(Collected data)

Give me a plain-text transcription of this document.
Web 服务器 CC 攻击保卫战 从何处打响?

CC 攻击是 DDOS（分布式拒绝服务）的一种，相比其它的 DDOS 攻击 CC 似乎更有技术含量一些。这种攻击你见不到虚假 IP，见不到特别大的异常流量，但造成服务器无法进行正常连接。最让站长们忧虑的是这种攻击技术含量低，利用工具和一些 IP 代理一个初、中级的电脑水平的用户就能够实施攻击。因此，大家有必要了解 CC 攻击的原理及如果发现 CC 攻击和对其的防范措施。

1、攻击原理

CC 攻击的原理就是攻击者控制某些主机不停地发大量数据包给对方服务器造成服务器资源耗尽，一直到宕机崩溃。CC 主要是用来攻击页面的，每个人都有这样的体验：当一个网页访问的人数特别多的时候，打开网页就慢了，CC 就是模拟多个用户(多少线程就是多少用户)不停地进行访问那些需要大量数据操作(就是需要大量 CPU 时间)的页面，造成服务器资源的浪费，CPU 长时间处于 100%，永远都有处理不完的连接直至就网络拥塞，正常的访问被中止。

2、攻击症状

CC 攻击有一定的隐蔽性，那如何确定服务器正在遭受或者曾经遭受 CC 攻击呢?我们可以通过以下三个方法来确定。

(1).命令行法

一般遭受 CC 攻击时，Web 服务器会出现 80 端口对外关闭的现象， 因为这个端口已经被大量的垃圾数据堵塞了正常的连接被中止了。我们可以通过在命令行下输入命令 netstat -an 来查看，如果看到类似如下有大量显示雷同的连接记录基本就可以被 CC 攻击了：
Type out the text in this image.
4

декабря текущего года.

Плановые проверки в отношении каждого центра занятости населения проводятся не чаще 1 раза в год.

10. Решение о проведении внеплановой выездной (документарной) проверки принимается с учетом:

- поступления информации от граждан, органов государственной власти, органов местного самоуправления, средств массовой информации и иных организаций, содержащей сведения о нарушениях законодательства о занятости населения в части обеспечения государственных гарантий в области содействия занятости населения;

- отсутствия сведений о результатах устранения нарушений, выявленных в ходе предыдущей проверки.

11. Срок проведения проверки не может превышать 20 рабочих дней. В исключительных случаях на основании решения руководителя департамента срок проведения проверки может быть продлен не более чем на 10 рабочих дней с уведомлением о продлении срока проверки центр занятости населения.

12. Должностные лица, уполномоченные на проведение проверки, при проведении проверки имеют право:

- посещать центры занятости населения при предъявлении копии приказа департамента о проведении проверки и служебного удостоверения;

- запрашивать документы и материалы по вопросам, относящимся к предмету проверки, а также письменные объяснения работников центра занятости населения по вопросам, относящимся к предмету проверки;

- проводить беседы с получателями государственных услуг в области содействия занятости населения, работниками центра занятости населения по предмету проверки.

[WHAT THE TASK ASKS]: Exactly as shown above, return every record.

[FINISHED TASK]:
Give me a plain-text transcription of this document.
Web 服务器 CC 攻击保卫战 从何处打响?

CC 攻击是 DDOS（分布式拒绝服务）的一种，相比其它的 DDOS 攻击 CC 似乎更有技术含量一些。这种攻击你见不到虚假 IP，见不到特别大的异常流量，但造成服务器无法进行正常连接。最让站长们忧虑的是这种攻击技术含量低，利用工具和一些 IP 代理一个初、中级的电脑水平的用户就能够实施攻击。因此，大家有必要了解 CC 攻击的原理及如果发现 CC 攻击和对其的防范措施。

1、攻击原理

CC 攻击的原理就是攻击者控制某些主机不停地发大量数据包给对方服务器造成服务器资源耗尽，一直到宕机崩溃。CC 主要是用来攻击页面的，每个人都有这样的体验：当一个网页访问的人数特别多的时候，打开网页就慢了，CC 就是模拟多个用户(多少线程就是多少用户)不停地进行访问那些需要大量数据操作(就是需要大量 CPU 时间)的页面，造成服务器资源的浪费，CPU 长时间处于 100%，永远都有处理不完的连接直至就网络拥塞，正常的访问被中止。

2、攻击症状

CC 攻击有一定的隐蔽性，那如何确定服务器正在遭受或者曾经遭受 CC 攻击呢?我们可以通过以下三个方法来确定。

(1).命令行法

一般遭受 CC 攻击时，Web 服务器会出现 80 端口对外关闭的现象， 因为这个端口已经被大量的垃圾数据堵塞了正常的连接被中止了。我们可以通过在命令行下输入命令 netstat -an 来查看，如果看到类似如下有大量显示雷同的连接记录基本就可以被 CC 攻击了：
Type out the text in this image.
4

декабря текущего года.

Плановые проверки в отношении каждого центра занятости населения проводятся не чаще 1 раза в год.

10. Решение о проведении внеплановой выездной (документарной) проверки принимается с учетом:

- поступления информации от граждан, органов государственной власти, органов местного самоуправления, средств массовой информации и иных организаций, содержащей сведения о нарушениях законодательства о занятости населения в части обеспечения государственных гарантий в области содействия занятости населения;

- отсутствия сведений о результатах устранения нарушений, выявленных в ходе предыдущей проверки.

11. Срок проведения проверки не может превышать 20 рабочих дней. В исключительных случаях на основании решения руководителя департамента срок проведения проверки может быть продлен не более чем на 10 рабочих дней с уведомлением о продлении срока проверки центр занятости населения.

12. Должностные лица, уполномоченные на проведение проверки, при проведении проверки имеют право:

- посещать центры занятости населения при предъявлении копии приказа департамента о проведении проверки и служебного удостоверения;

- запрашивать документы и материалы по вопросам, относящимся к предмету проверки, а также письменные объяснения работников центра занятости населения по вопросам, относящимся к предмету проверки;

- проводить беседы с получателями государственных услуг в области содействия занятости населения, работниками центра занятости населения по предмету проверки.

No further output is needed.